DO THIS: Determine the number of lines that contain the word "text", then state that number and nothing more.

== GIVEN DATA ==

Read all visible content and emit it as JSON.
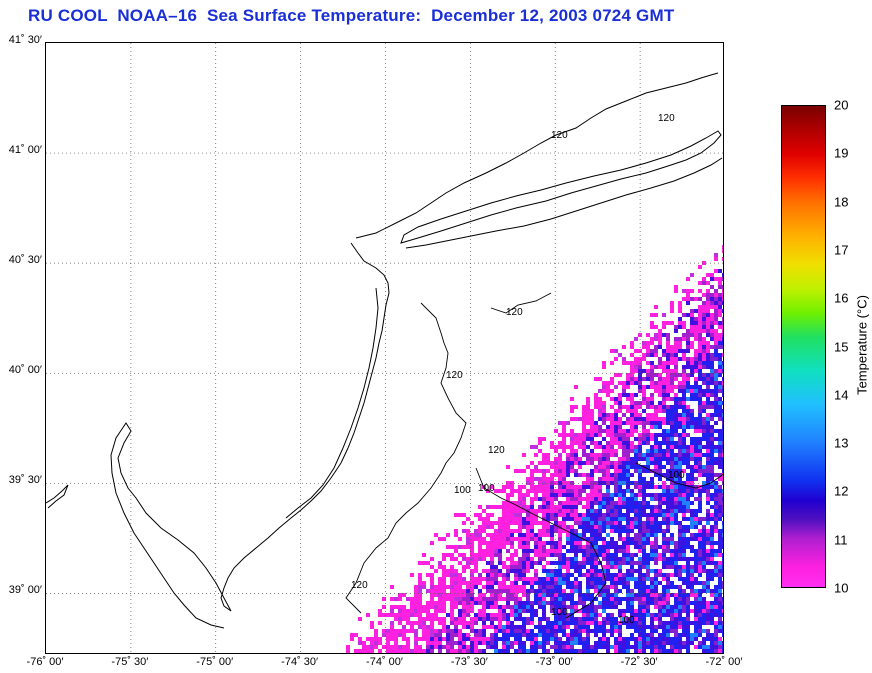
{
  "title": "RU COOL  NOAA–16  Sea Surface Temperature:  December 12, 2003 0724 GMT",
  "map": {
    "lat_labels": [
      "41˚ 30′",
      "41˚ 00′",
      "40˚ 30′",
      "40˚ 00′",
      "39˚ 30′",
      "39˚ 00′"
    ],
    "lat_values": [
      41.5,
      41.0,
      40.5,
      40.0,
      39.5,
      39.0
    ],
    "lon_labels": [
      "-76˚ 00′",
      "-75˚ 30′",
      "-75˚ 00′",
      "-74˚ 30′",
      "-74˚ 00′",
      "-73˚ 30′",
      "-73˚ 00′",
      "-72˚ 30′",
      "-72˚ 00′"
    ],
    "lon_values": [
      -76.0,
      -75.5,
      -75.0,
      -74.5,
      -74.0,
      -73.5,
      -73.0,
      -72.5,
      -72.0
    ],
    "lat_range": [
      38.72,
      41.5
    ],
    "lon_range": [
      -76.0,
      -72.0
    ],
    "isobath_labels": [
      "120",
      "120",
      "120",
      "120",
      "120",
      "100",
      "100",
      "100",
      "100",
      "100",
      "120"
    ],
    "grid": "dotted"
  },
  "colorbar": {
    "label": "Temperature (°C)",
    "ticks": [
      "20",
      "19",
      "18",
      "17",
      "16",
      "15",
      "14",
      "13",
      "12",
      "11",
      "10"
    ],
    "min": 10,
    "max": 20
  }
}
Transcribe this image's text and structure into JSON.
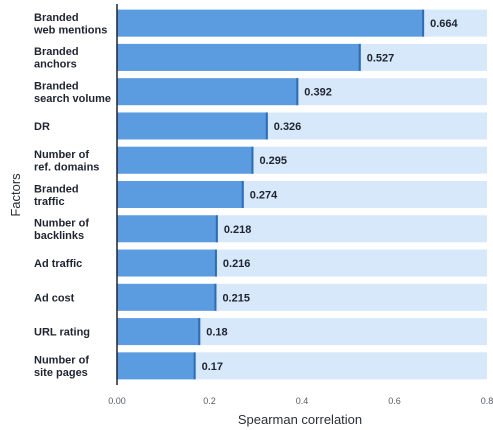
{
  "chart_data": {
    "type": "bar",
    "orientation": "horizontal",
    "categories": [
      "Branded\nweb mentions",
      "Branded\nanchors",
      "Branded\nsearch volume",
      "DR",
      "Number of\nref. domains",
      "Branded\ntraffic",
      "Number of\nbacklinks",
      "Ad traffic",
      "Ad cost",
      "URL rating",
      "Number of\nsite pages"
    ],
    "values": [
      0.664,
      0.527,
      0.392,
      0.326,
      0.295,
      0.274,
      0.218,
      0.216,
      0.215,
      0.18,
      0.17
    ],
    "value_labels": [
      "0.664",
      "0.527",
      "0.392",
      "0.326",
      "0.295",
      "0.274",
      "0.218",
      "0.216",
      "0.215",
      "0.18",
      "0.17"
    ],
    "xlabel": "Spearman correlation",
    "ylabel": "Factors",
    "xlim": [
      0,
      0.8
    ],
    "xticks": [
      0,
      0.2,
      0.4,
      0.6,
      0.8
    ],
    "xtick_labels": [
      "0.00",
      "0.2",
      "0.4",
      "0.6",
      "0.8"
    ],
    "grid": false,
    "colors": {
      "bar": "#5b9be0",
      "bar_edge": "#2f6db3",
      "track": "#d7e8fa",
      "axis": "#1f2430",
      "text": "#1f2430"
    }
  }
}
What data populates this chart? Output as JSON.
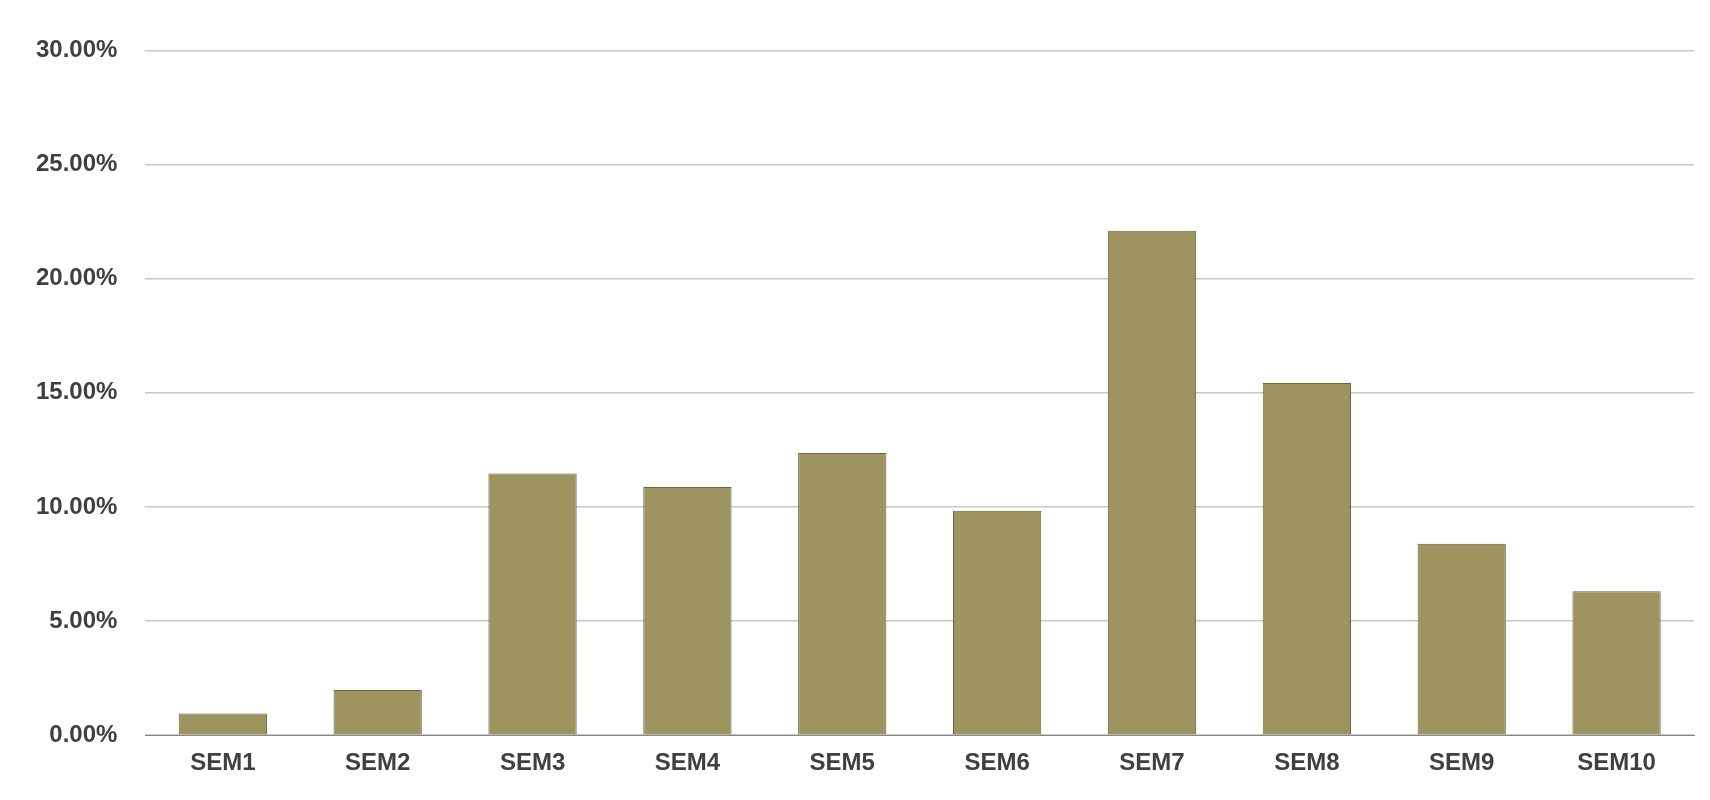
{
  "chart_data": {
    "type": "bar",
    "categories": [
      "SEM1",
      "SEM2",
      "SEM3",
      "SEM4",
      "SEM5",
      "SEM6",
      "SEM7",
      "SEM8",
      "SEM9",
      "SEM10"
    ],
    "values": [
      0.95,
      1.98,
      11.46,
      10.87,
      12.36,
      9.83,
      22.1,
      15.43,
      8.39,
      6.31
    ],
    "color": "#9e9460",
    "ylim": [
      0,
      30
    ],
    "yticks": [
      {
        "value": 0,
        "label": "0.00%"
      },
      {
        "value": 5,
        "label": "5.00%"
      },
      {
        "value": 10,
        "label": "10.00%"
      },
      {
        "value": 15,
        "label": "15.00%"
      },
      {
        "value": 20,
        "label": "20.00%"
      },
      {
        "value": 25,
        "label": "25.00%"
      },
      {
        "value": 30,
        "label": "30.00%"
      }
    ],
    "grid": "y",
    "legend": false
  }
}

===

WRITTEN SOLUTION: 2